:: ENTRIES PROVIDED ::
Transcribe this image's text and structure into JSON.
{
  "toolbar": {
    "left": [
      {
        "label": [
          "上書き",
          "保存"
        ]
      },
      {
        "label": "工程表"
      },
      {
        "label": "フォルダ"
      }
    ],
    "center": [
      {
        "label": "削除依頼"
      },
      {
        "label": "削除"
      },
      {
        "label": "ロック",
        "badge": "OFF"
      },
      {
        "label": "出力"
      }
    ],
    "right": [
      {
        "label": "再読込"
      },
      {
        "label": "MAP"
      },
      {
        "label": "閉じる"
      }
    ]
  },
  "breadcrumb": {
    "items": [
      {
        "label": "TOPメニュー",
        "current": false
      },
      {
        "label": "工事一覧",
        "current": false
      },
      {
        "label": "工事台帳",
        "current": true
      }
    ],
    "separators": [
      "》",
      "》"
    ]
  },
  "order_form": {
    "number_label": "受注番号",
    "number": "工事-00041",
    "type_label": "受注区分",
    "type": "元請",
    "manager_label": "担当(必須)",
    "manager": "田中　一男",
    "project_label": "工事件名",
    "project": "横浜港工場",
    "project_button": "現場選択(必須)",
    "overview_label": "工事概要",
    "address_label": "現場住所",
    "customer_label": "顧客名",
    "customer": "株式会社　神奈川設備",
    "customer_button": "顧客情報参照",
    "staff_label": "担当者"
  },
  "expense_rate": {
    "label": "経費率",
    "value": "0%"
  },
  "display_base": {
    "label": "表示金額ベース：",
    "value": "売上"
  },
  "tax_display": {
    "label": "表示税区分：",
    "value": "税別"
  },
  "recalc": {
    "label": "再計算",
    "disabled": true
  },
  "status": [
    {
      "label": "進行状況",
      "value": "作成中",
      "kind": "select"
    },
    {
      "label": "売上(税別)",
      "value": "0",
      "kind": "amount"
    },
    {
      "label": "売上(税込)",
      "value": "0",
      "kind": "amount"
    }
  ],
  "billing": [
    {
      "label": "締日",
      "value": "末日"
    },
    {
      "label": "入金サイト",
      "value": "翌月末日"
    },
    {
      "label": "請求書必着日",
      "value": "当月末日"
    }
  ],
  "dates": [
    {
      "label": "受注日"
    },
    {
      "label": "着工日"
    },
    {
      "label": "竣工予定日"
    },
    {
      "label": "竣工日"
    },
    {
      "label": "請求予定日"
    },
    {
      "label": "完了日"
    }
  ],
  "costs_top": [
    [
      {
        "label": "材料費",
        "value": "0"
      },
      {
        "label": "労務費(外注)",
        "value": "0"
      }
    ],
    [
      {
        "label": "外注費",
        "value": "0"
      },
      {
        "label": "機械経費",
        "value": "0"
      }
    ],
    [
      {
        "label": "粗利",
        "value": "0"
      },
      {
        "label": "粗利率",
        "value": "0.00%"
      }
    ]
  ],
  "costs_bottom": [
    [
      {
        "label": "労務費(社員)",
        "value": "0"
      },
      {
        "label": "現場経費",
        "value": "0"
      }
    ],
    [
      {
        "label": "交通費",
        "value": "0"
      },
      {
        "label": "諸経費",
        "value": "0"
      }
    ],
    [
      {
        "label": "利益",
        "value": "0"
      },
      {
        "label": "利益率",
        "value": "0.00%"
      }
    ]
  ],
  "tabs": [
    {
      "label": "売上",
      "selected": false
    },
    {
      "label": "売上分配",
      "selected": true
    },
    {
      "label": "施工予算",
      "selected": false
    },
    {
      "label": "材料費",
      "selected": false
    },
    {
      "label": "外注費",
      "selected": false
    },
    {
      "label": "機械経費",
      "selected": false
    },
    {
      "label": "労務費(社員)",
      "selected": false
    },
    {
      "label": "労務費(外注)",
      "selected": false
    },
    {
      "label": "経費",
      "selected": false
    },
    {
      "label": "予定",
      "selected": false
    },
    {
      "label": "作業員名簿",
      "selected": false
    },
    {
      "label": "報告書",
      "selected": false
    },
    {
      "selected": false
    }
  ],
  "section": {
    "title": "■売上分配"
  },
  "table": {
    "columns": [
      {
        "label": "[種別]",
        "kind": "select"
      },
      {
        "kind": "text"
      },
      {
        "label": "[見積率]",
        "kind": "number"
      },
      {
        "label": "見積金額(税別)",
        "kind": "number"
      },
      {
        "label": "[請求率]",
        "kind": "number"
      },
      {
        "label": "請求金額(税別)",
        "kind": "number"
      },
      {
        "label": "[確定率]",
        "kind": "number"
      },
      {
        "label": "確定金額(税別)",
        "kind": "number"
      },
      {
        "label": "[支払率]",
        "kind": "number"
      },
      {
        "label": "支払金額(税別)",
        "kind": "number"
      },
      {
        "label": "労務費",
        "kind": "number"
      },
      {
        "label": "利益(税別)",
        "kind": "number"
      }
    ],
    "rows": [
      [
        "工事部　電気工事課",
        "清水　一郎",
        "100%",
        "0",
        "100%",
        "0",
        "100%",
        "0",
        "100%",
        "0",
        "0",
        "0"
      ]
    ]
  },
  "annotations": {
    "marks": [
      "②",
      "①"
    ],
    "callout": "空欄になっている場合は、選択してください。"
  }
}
:::
WHAT TO WORK ON — Identify the lines in the entries above that contain "true", then copy them out.

FINISHED ANSWER —
        "current": true
    "disabled": true
      "selected": true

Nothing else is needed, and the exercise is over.